__Directions for this task__
Compile every line that includes the word "County".

[Extracted data entries]
— start —

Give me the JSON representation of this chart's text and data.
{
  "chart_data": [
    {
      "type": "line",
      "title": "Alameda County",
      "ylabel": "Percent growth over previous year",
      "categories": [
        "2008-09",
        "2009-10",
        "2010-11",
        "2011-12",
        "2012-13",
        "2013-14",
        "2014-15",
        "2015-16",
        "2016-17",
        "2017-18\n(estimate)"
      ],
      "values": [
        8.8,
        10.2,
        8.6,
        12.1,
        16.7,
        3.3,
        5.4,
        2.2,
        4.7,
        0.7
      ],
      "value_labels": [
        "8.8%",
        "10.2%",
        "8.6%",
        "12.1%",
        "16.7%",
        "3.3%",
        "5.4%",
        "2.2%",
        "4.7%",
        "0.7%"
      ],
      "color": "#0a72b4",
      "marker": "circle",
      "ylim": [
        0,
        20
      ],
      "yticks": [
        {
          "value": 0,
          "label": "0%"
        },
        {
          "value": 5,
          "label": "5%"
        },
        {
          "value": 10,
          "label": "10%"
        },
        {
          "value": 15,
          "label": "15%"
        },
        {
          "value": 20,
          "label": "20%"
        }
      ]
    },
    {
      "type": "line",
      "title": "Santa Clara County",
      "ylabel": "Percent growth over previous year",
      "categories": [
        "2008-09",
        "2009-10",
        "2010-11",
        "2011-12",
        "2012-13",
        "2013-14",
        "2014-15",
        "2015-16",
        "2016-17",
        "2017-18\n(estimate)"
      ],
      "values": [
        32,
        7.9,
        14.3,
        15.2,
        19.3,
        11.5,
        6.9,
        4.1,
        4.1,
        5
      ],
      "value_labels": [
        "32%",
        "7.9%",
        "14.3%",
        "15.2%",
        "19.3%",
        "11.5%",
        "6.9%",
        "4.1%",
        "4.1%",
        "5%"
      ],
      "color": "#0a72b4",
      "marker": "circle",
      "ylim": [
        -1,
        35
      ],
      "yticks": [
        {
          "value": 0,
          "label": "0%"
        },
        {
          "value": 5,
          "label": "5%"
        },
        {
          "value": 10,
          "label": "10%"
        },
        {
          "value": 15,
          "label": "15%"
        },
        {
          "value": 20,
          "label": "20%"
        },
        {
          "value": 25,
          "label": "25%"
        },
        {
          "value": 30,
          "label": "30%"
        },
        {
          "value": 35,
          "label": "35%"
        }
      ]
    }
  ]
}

— end —
— start —

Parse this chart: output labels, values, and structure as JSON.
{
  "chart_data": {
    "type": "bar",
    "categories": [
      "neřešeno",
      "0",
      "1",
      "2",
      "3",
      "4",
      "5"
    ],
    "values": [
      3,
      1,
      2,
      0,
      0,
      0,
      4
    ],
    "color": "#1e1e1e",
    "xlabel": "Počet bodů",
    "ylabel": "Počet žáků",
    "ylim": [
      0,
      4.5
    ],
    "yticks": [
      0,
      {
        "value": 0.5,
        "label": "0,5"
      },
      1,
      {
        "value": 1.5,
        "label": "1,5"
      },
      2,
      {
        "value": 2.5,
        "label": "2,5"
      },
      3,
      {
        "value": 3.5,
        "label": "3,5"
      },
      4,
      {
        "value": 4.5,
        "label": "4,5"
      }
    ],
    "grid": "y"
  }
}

— end —

__The result__
      "title": "Alameda County",
      "title": "Santa Clara County",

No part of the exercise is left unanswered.